- Stated exercise:
Repeat each entry in full, exactly.

Start of Data

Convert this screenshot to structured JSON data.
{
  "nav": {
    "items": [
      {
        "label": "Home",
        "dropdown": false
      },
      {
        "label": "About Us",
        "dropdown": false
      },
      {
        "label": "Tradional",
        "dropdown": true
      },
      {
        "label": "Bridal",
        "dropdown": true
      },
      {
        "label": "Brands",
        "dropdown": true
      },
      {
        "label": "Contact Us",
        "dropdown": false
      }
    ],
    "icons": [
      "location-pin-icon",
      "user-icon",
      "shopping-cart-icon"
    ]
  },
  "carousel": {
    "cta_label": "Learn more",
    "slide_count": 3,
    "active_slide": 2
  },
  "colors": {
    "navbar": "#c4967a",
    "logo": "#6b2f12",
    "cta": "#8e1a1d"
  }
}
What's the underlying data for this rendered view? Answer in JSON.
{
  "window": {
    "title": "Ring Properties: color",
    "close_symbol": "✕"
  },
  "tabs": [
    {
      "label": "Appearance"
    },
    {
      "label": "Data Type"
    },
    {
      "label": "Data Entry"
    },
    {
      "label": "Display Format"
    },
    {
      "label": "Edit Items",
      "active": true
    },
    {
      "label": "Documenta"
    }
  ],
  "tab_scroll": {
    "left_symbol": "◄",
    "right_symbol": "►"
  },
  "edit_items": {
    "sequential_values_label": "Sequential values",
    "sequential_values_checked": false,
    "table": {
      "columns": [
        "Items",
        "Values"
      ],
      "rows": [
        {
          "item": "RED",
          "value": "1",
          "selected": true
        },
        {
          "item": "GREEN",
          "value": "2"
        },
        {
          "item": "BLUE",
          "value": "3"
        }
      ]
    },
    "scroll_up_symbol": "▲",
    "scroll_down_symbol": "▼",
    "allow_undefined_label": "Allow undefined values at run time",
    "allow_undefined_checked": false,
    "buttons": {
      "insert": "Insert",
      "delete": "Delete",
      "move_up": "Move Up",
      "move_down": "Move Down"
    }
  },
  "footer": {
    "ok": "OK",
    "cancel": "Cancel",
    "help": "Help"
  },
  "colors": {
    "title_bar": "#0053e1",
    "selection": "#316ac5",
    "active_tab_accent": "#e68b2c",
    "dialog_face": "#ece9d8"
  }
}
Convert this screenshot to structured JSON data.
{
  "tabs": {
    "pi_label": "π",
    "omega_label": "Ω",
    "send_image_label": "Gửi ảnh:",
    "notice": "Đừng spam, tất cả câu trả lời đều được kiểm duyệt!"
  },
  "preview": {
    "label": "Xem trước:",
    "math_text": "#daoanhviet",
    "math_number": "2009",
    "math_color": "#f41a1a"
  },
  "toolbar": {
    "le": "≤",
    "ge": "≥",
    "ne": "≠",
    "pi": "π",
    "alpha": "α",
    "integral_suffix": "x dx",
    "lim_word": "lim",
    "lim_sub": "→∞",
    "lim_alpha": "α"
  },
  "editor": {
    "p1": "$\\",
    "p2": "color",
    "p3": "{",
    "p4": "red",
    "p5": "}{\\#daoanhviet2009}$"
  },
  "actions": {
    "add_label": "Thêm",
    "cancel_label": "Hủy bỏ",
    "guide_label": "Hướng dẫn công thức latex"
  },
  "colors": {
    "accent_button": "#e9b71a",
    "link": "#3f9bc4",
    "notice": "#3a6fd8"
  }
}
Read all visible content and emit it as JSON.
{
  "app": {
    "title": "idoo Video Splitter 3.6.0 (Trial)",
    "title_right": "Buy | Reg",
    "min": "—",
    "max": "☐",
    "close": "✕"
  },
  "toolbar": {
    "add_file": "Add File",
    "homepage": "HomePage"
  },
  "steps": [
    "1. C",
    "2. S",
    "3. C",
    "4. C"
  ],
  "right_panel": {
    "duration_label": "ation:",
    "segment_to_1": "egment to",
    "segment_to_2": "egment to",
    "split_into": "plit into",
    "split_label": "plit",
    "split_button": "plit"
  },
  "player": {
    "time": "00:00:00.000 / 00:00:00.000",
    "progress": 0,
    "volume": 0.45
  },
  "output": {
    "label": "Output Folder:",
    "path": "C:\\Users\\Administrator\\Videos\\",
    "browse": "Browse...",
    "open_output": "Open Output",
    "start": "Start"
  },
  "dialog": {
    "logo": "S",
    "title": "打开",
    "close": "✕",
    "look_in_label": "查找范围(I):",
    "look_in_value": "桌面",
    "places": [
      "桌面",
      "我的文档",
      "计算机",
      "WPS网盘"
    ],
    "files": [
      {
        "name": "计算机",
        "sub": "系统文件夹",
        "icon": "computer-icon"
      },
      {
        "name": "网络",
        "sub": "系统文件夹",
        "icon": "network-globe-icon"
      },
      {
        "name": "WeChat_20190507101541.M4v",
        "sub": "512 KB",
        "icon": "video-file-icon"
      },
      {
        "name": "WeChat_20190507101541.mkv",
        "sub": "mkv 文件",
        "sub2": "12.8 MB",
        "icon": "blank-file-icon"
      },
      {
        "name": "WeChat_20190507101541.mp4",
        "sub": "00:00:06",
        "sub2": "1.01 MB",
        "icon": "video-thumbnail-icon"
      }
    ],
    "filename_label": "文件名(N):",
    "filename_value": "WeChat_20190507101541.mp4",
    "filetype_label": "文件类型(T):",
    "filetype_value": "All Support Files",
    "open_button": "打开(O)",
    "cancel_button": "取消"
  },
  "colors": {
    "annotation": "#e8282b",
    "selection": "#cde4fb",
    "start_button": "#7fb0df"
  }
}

End of Data

- The completed task:
Convert this screenshot to structured JSON data.
{
  "nav": {
    "items": [
      {
        "label": "Home",
        "dropdown": false
      },
      {
        "label": "About Us",
        "dropdown": false
      },
      {
        "label": "Tradional",
        "dropdown": true
      },
      {
        "label": "Bridal",
        "dropdown": true
      },
      {
        "label": "Brands",
        "dropdown": true
      },
      {
        "label": "Contact Us",
        "dropdown": false
      }
    ],
    "icons": [
      "location-pin-icon",
      "user-icon",
      "shopping-cart-icon"
    ]
  },
  "carousel": {
    "cta_label": "Learn more",
    "slide_count": 3,
    "active_slide": 2
  },
  "colors": {
    "navbar": "#c4967a",
    "logo": "#6b2f12",
    "cta": "#8e1a1d"
  }
}
What's the underlying data for this rendered view? Answer in JSON.
{
  "window": {
    "title": "Ring Properties: color",
    "close_symbol": "✕"
  },
  "tabs": [
    {
      "label": "Appearance"
    },
    {
      "label": "Data Type"
    },
    {
      "label": "Data Entry"
    },
    {
      "label": "Display Format"
    },
    {
      "label": "Edit Items",
      "active": true
    },
    {
      "label": "Documenta"
    }
  ],
  "tab_scroll": {
    "left_symbol": "◄",
    "right_symbol": "►"
  },
  "edit_items": {
    "sequential_values_label": "Sequential values",
    "sequential_values_checked": false,
    "table": {
      "columns": [
        "Items",
        "Values"
      ],
      "rows": [
        {
          "item": "RED",
          "value": "1",
          "selected": true
        },
        {
          "item": "GREEN",
          "value": "2"
        },
        {
          "item": "BLUE",
          "value": "3"
        }
      ]
    },
    "scroll_up_symbol": "▲",
    "scroll_down_symbol": "▼",
    "allow_undefined_label": "Allow undefined values at run time",
    "allow_undefined_checked": false,
    "buttons": {
      "insert": "Insert",
      "delete": "Delete",
      "move_up": "Move Up",
      "move_down": "Move Down"
    }
  },
  "footer": {
    "ok": "OK",
    "cancel": "Cancel",
    "help": "Help"
  },
  "colors": {
    "title_bar": "#0053e1",
    "selection": "#316ac5",
    "active_tab_accent": "#e68b2c",
    "dialog_face": "#ece9d8"
  }
}
Convert this screenshot to structured JSON data.
{
  "tabs": {
    "pi_label": "π",
    "omega_label": "Ω",
    "send_image_label": "Gửi ảnh:",
    "notice": "Đừng spam, tất cả câu trả lời đều được kiểm duyệt!"
  },
  "preview": {
    "label": "Xem trước:",
    "math_text": "#daoanhviet",
    "math_number": "2009",
    "math_color": "#f41a1a"
  },
  "toolbar": {
    "le": "≤",
    "ge": "≥",
    "ne": "≠",
    "pi": "π",
    "alpha": "α",
    "integral_suffix": "x dx",
    "lim_word": "lim",
    "lim_sub": "→∞",
    "lim_alpha": "α"
  },
  "editor": {
    "p1": "$\\",
    "p2": "color",
    "p3": "{",
    "p4": "red",
    "p5": "}{\\#daoanhviet2009}$"
  },
  "actions": {
    "add_label": "Thêm",
    "cancel_label": "Hủy bỏ",
    "guide_label": "Hướng dẫn công thức latex"
  },
  "colors": {
    "accent_button": "#e9b71a",
    "link": "#3f9bc4",
    "notice": "#3a6fd8"
  }
}
Read all visible content and emit it as JSON.
{
  "app": {
    "title": "idoo Video Splitter 3.6.0 (Trial)",
    "title_right": "Buy | Reg",
    "min": "—",
    "max": "☐",
    "close": "✕"
  },
  "toolbar": {
    "add_file": "Add File",
    "homepage": "HomePage"
  },
  "steps": [
    "1. C",
    "2. S",
    "3. C",
    "4. C"
  ],
  "right_panel": {
    "duration_label": "ation:",
    "segment_to_1": "egment to",
    "segment_to_2": "egment to",
    "split_into": "plit into",
    "split_label": "plit",
    "split_button": "plit"
  },
  "player": {
    "time": "00:00:00.000 / 00:00:00.000",
    "progress": 0,
    "volume": 0.45
  },
  "output": {
    "label": "Output Folder:",
    "path": "C:\\Users\\Administrator\\Videos\\",
    "browse": "Browse...",
    "open_output": "Open Output",
    "start": "Start"
  },
  "dialog": {
    "logo": "S",
    "title": "打开",
    "close": "✕",
    "look_in_label": "查找范围(I):",
    "look_in_value": "桌面",
    "places": [
      "桌面",
      "我的文档",
      "计算机",
      "WPS网盘"
    ],
    "files": [
      {
        "name": "计算机",
        "sub": "系统文件夹",
        "icon": "computer-icon"
      },
      {
        "name": "网络",
        "sub": "系统文件夹",
        "icon": "network-globe-icon"
      },
      {
        "name": "WeChat_20190507101541.M4v",
        "sub": "512 KB",
        "icon": "video-file-icon"
      },
      {
        "name": "WeChat_20190507101541.mkv",
        "sub": "mkv 文件",
        "sub2": "12.8 MB",
        "icon": "blank-file-icon"
      },
      {
        "name": "WeChat_20190507101541.mp4",
        "sub": "00:00:06",
        "sub2": "1.01 MB",
        "icon": "video-thumbnail-icon"
      }
    ],
    "filename_label": "文件名(N):",
    "filename_value": "WeChat_20190507101541.mp4",
    "filetype_label": "文件类型(T):",
    "filetype_value": "All Support Files",
    "open_button": "打开(O)",
    "cancel_button": "取消"
  },
  "colors": {
    "annotation": "#e8282b",
    "selection": "#cde4fb",
    "start_button": "#7fb0df"
  }
}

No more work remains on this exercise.